• _Job_:
Give the listing again exactly, omitting its images.

↓

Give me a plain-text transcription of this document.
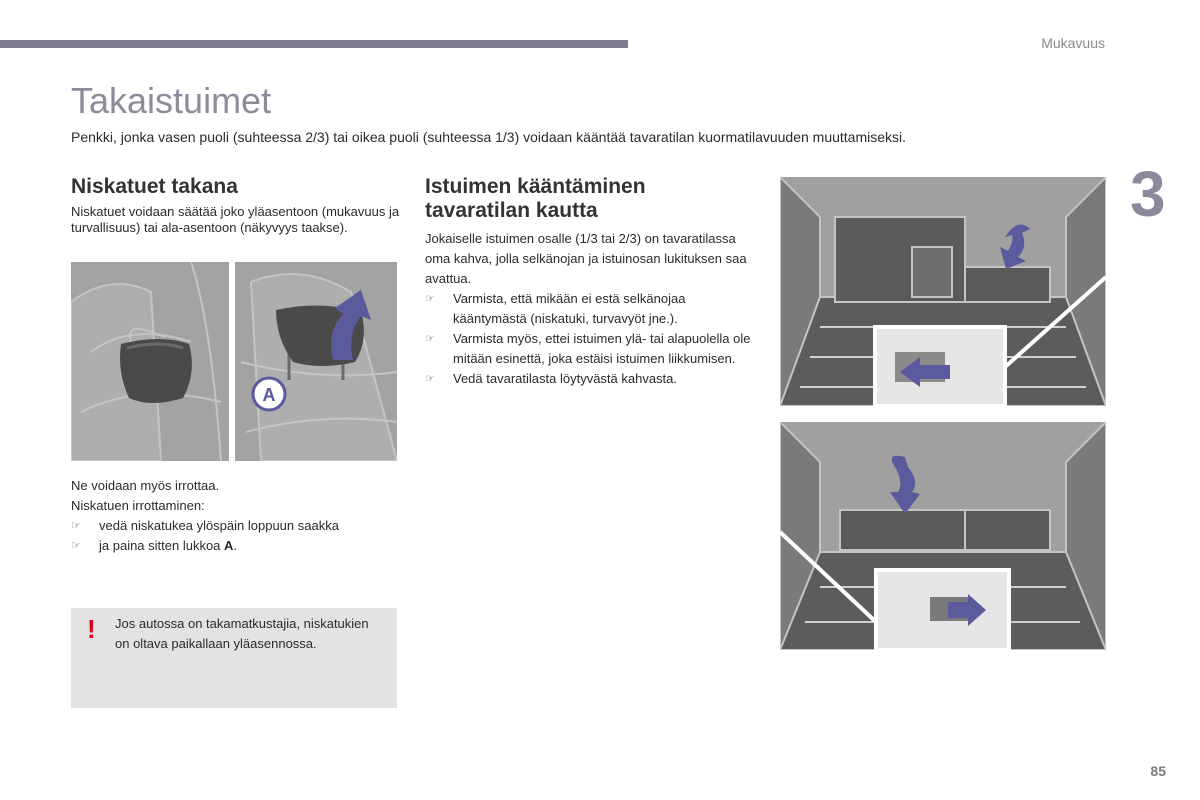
Mukavuus
3
Takaistuimet

Penkki, jonka vasen puoli (suhteessa 2/3) tai oikea puoli (suhteessa 1/3) voidaan kääntää tavaratilan kuormatilavuuden muuttamiseksi.

Niskatuet takana

Niskatuet voidaan säätää joko yläasentoon (mukavuus ja turvallisuus) tai ala-asentoon (näkyvyys taakse).

A
Ne voidaan myös irrottaa.
Niskatuen irrottaminen:
☞	vedä niskatukea ylöspäin loppuun saakka
☞	ja paina sitten lukkoa A.
! Jos autossa on takamatkustajia, niskatukien on oltava paikallaan yläasennossa.
Istuimen kääntäminen
tavaratilan kautta

Jokaiselle istuimen osalle (1/3 tai 2/3) on tavaratilassa oma kahva, jolla selkänojan ja istuinosan lukituksen saa avattua.

☞	Varmista, että mikään ei estä selkänojaa kääntymästä (niskatuki, turvavyöt jne.).
☞	Varmista myös, ettei istuimen ylä- tai alapuolella ole mitään esinettä, joka estäisi istuimen liikkumisen.
☞	Vedä tavaratilasta löytyvästä kahvasta.
85
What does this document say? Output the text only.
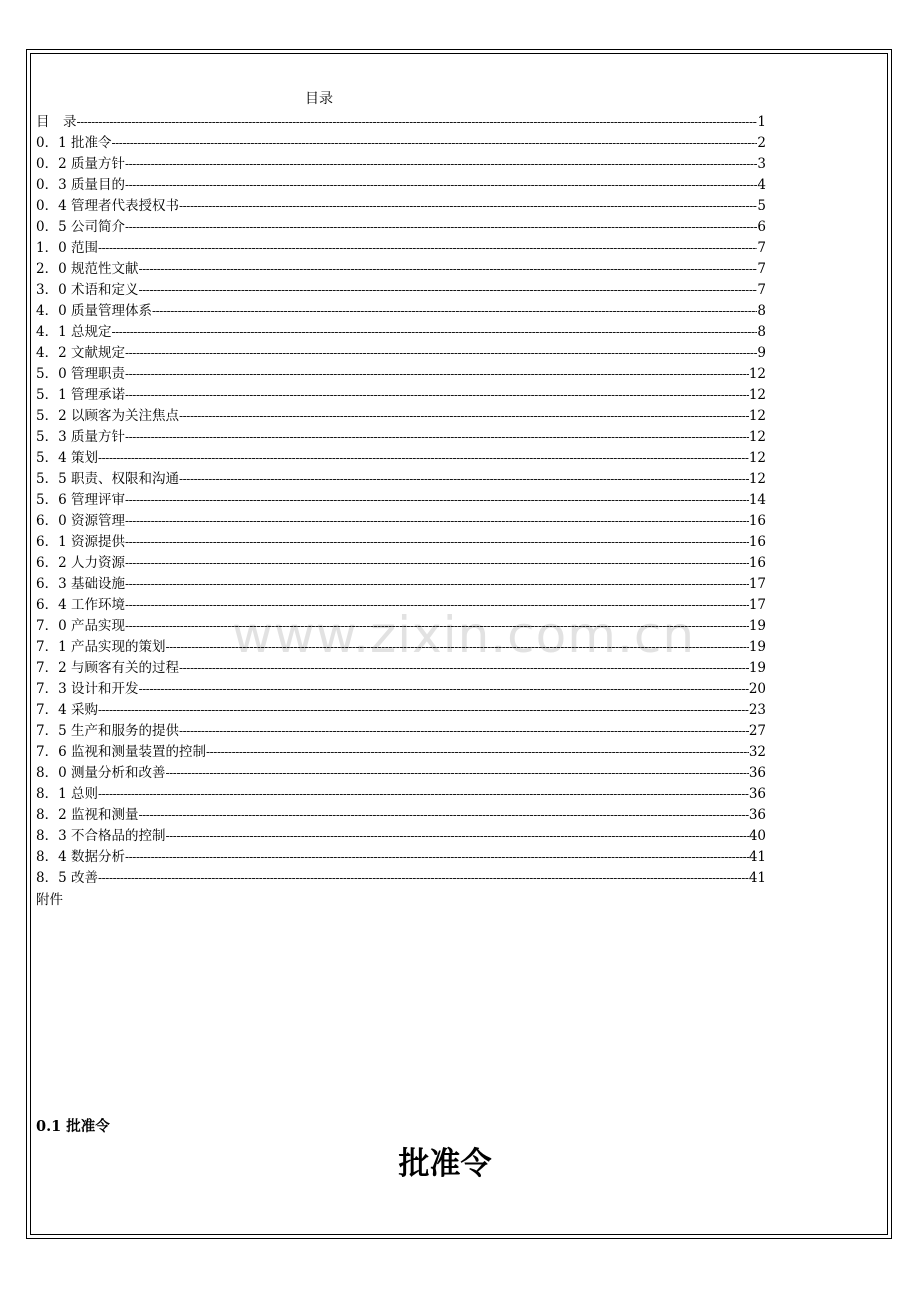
www.zixin.com.cn
目录
目　录 -----	1
0．1 批准令 -----	2
0．2 质量方针 -----	3
0．3 质量目的 -----	4
0．4 管理者代表授权书 -----	5
0．5 公司简介 -----	6
1．0 范围 -----	7
2．0 规范性文献 -----	7
3．0 术语和定义 -----	7
4．0 质量管理体系 -----	8
4．1 总规定 -----	8
4．2 文献规定 -----	9
5．0 管理职责 -----	12
5．1 管理承诺 -----	12
5．2 以顾客为关注焦点 -----	12
5．3 质量方针 -----	12
5．4 策划 -----	12
5．5 职责、权限和沟通 -----	12
5．6 管理评审 -----	14
6．0 资源管理 -----	16
6．1 资源提供 -----	16
6．2 人力资源 -----	16
6．3 基础设施 -----	17
6．4 工作环境 -----	17
7．0 产品实现 -----	19
7．1 产品实现的策划 -----	19
7．2 与顾客有关的过程 -----	19
7．3 设计和开发 -----	20
7．4 采购 -----	23
7．5 生产和服务的提供 -----	27
7．6 监视和测量装置的控制 -----	32
8．0 测量分析和改善 -----	36
8．1 总则 -----	36
8．2 监视和测量 -----	36
8．3 不合格品的控制 -----	40
8．4 数据分析 -----	41
8．5 改善 -----	41
附件
0.1 批准令
批准令
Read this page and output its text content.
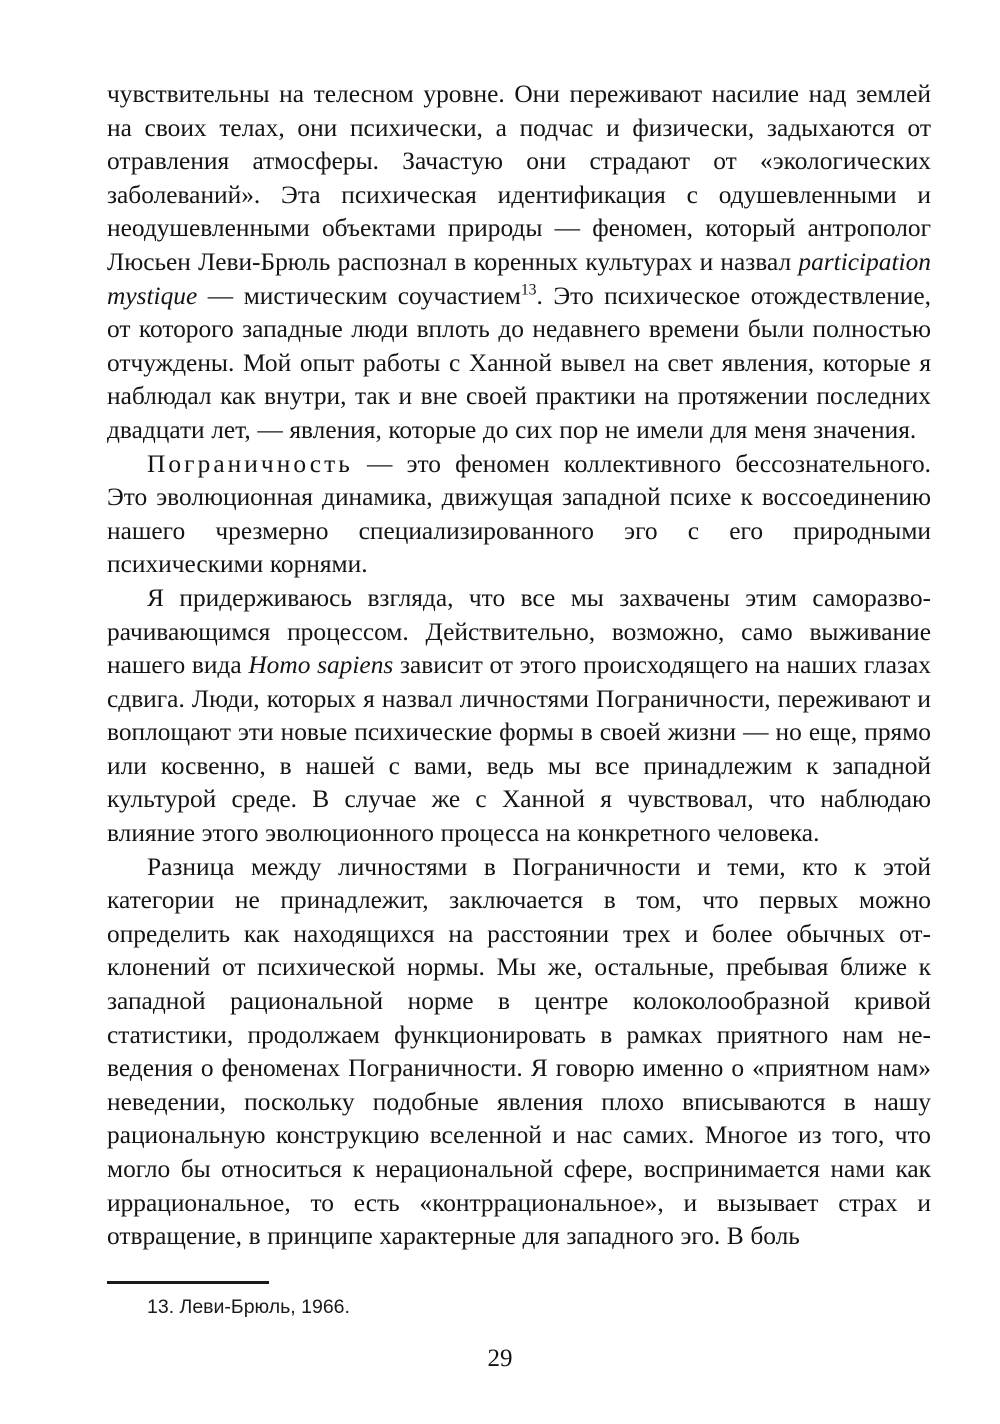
чувствительны на телесном уровне. Они переживают насилие над землей на своих телах, они психически, а подчас и физически, задыхаются от отравления атмосферы. Зачастую они страдают от «экологических заболеваний». Эта психическая идентификация с одушевленными и неодушевленными объектами природы — феномен, который антрополог Люсьен Леви-Брюль распознал в коренных культурах и назвал participation mystique — мистическим соучастием$^{13}$. Это психическое отождествление, от которого западные люди вплоть до недавнего времени были полностью отчуждены. Мой опыт работы с Ханной вывел на свет явления, которые я наблюдал как внутри, так и вне своей практики на протяжении последних двадцати лет, — явления, которые до сих пор не имели для меня значения.

Пограничность — это феномен коллективного бессознательного. Это эволюционная динамика, движущая западной психе к воссоединению нашего чрезмерно специализированного эго с его природными психическими корнями.

Я придерживаюсь взгляда, что все мы захвачены этим саморазворачивающимся процессом. Действительно, возможно, само выживание нашего вида Homo sapiens зависит от этого происходящего на наших глазах сдвига. Люди, которых я назвал личностями Пограничности, переживают и воплощают эти новые психические формы в своей жизни — но еще, прямо или косвенно, в нашей с вами, ведь мы все принадлежим к западной культурой среде. В случае же с Ханной я чувствовал, что наблюдаю влияние этого эволюционного процесса на конкретного человека.

Разница между личностями в Пограничности и теми, кто к этой категории не принадлежит, заключается в том, что первых можно определить как находящихся на расстоянии трех и более обычных отклонений от психической нормы. Мы же, остальные, пребывая ближе к западной рациональной норме в центре колоколообразной кривой статистики, продолжаем функционировать в рамках приятного нам неведения о феноменах Пограничности. Я говорю именно о «приятном нам» неведении, поскольку подобные явления плохо вписываются в нашу рациональную конструкцию вселенной и нас самих. Многое из того, что могло бы относиться к нерациональной сфере, воспринимается нами как иррациональное, то есть «контррациональное», и вызывает страх и отвращение, в принципе характерные для западного эго. В боль

13. Леви-Брюль, 1966.

29
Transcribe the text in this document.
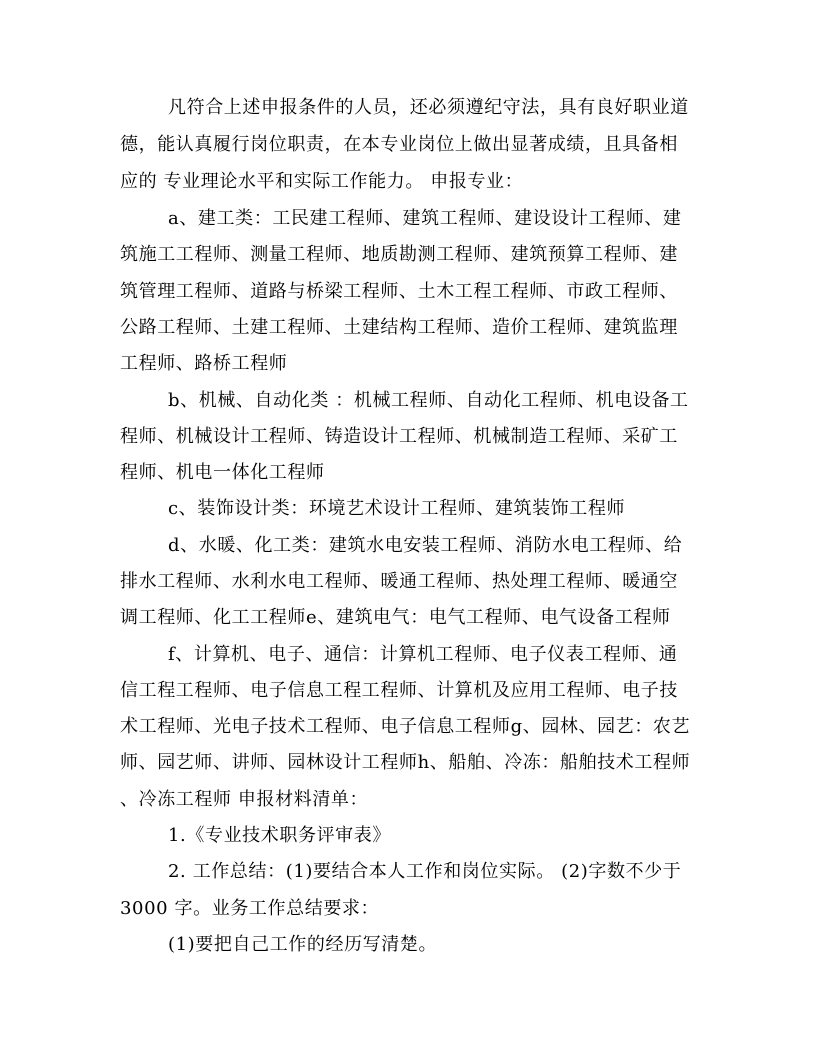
凡符合上述申报条件的人员，还必须遵纪守法，具有良好职业道
德，能认真履行岗位职责，在本专业岗位上做出显著成绩，且具备相
应的 专业理论水平和实际工作能力。 申报专业：
a、建工类：工民建工程师、建筑工程师、建设设计工程师、建
筑施工工程师、测量工程师、地质勘测工程师、建筑预算工程师、建
筑管理工程师、道路与桥梁工程师、土木工程工程师、市政工程师、
公路工程师、土建工程师、土建结构工程师、造价工程师、建筑监理
工程师、路桥工程师
b、机械、自动化类 ：机械工程师、自动化工程师、机电设备工
程师、机械设计工程师、铸造设计工程师、机械制造工程师、采矿工
程师、机电一体化工程师
c、装饰设计类：环境艺术设计工程师、建筑装饰工程师
d、水暖、化工类：建筑水电安装工程师、消防水电工程师、给
排水工程师、水利水电工程师、暖通工程师、热处理工程师、暖通空
调工程师、化工工程师e、建筑电气：电气工程师、电气设备工程师
f、计算机、电子、通信：计算机工程师、电子仪表工程师、通
信工程工程师、电子信息工程工程师、计算机及应用工程师、电子技
术工程师、光电子技术工程师、电子信息工程师g、园林、园艺：农艺
师、园艺师、讲师、园林设计工程师h、船舶、冷冻：船舶技术工程师
、冷冻工程师 申报材料清单：
1.《专业技术职务评审表》
2. 工作总结：(1)要结合本人工作和岗位实际。 (2)字数不少于
3000 字。业务工作总结要求：
(1)要把自己工作的经历写清楚。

↑

• _Result of this exercise_:
Give me a plain-text transcription of this document.
Mukavuus
3
Takaistuimet

Penkki, jonka vasen puoli (suhteessa 2/3) tai oikea puoli (suhteessa 1/3) voidaan kääntää tavaratilan kuormatilavuuden muuttamiseksi.

Niskatuet takana

Niskatuet voidaan säätää joko yläasentoon (mukavuus ja turvallisuus) tai ala-asentoon (näkyvyys taakse).

A
Ne voidaan myös irrottaa.
Niskatuen irrottaminen:
☞	vedä niskatukea ylöspäin loppuun saakka
☞	ja paina sitten lukkoa A.
! Jos autossa on takamatkustajia, niskatukien on oltava paikallaan yläasennossa.
Istuimen kääntäminen
tavaratilan kautta

Jokaiselle istuimen osalle (1/3 tai 2/3) on tavaratilassa oma kahva, jolla selkänojan ja istuinosan lukituksen saa avattua.

☞	Varmista, että mikään ei estä selkänojaa kääntymästä (niskatuki, turvavyöt jne.).
☞	Varmista myös, ettei istuimen ylä- tai alapuolella ole mitään esinettä, joka estäisi istuimen liikkumisen.
☞	Vedä tavaratilasta löytyvästä kahvasta.
85
What does this document say? Output the text only.
www.zixin.com.cn
目录
目　录 -----	1
0．1 批准令 -----	2
0．2 质量方针 -----	3
0．3 质量目的 -----	4
0．4 管理者代表授权书 -----	5
0．5 公司简介 -----	6
1．0 范围 -----	7
2．0 规范性文献 -----	7
3．0 术语和定义 -----	7
4．0 质量管理体系 -----	8
4．1 总规定 -----	8
4．2 文献规定 -----	9
5．0 管理职责 -----	12
5．1 管理承诺 -----	12
5．2 以顾客为关注焦点 -----	12
5．3 质量方针 -----	12
5．4 策划 -----	12
5．5 职责、权限和沟通 -----	12
5．6 管理评审 -----	14
6．0 资源管理 -----	16
6．1 资源提供 -----	16
6．2 人力资源 -----	16
6．3 基础设施 -----	17
6．4 工作环境 -----	17
7．0 产品实现 -----	19
7．1 产品实现的策划 -----	19
7．2 与顾客有关的过程 -----	19
7．3 设计和开发 -----	20
7．4 采购 -----	23
7．5 生产和服务的提供 -----	27
7．6 监视和测量装置的控制 -----	32
8．0 测量分析和改善 -----	36
8．1 总则 -----	36
8．2 监视和测量 -----	36
8．3 不合格品的控制 -----	40
8．4 数据分析 -----	41
8．5 改善 -----	41
附件
0.1 批准令
批准令
Read this page and output its text content.
чувствительны на телесном уровне. Они переживают насилие над землей на своих телах, они психически, а подчас и физически, задыхаются от отравления атмосферы. Зачастую они страдают от «экологических заболеваний». Эта психическая идентификация с одушевленными и неодушевленными объектами природы — феномен, который антрополог Люсьен Леви-Брюль распознал в коренных культурах и назвал participation mystique — мистическим соучастием$^{13}$. Это психическое отождествление, от которого западные люди вплоть до недавнего времени были полностью отчуждены. Мой опыт работы с Ханной вывел на свет явления, которые я наблюдал как внутри, так и вне своей практики на протяжении последних двадцати лет, — явления, которые до сих пор не имели для меня значения.

Пограничность — это феномен коллективного бессознательного. Это эволюционная динамика, движущая западной психе к воссоединению нашего чрезмерно специализированного эго с его природными психическими корнями.

Я придерживаюсь взгляда, что все мы захвачены этим саморазворачивающимся процессом. Действительно, возможно, само выживание нашего вида Homo sapiens зависит от этого происходящего на наших глазах сдвига. Люди, которых я назвал личностями Пограничности, переживают и воплощают эти новые психические формы в своей жизни — но еще, прямо или косвенно, в нашей с вами, ведь мы все принадлежим к западной культурой среде. В случае же с Ханной я чувствовал, что наблюдаю влияние этого эволюционного процесса на конкретного человека.

Разница между личностями в Пограничности и теми, кто к этой категории не принадлежит, заключается в том, что первых можно определить как находящихся на расстоянии трех и более обычных отклонений от психической нормы. Мы же, остальные, пребывая ближе к западной рациональной норме в центре колоколообразной кривой статистики, продолжаем функционировать в рамках приятного нам неведения о феноменах Пограничности. Я говорю именно о «приятном нам» неведении, поскольку подобные явления плохо вписываются в нашу рациональную конструкцию вселенной и нас самих. Многое из того, что могло бы относиться к нерациональной сфере, воспринимается нами как иррациональное, то есть «контррациональное», и вызывает страх и отвращение, в принципе характерные для западного эго. В боль

13. Леви-Брюль, 1966.

29
Transcribe the text in this document.
凡符合上述申报条件的人员，还必须遵纪守法，具有良好职业道
德，能认真履行岗位职责，在本专业岗位上做出显著成绩，且具备相
应的 专业理论水平和实际工作能力。 申报专业：
a、建工类：工民建工程师、建筑工程师、建设设计工程师、建
筑施工工程师、测量工程师、地质勘测工程师、建筑预算工程师、建
筑管理工程师、道路与桥梁工程师、土木工程工程师、市政工程师、
公路工程师、土建工程师、土建结构工程师、造价工程师、建筑监理
工程师、路桥工程师
b、机械、自动化类 ：机械工程师、自动化工程师、机电设备工
程师、机械设计工程师、铸造设计工程师、机械制造工程师、采矿工
程师、机电一体化工程师
c、装饰设计类：环境艺术设计工程师、建筑装饰工程师
d、水暖、化工类：建筑水电安装工程师、消防水电工程师、给
排水工程师、水利水电工程师、暖通工程师、热处理工程师、暖通空
调工程师、化工工程师e、建筑电气：电气工程师、电气设备工程师
f、计算机、电子、通信：计算机工程师、电子仪表工程师、通
信工程工程师、电子信息工程工程师、计算机及应用工程师、电子技
术工程师、光电子技术工程师、电子信息工程师g、园林、园艺：农艺
师、园艺师、讲师、园林设计工程师h、船舶、冷冻：船舶技术工程师
、冷冻工程师 申报材料清单：
1.《专业技术职务评审表》
2. 工作总结：(1)要结合本人工作和岗位实际。 (2)字数不少于
3000 字。业务工作总结要求：
(1)要把自己工作的经历写清楚。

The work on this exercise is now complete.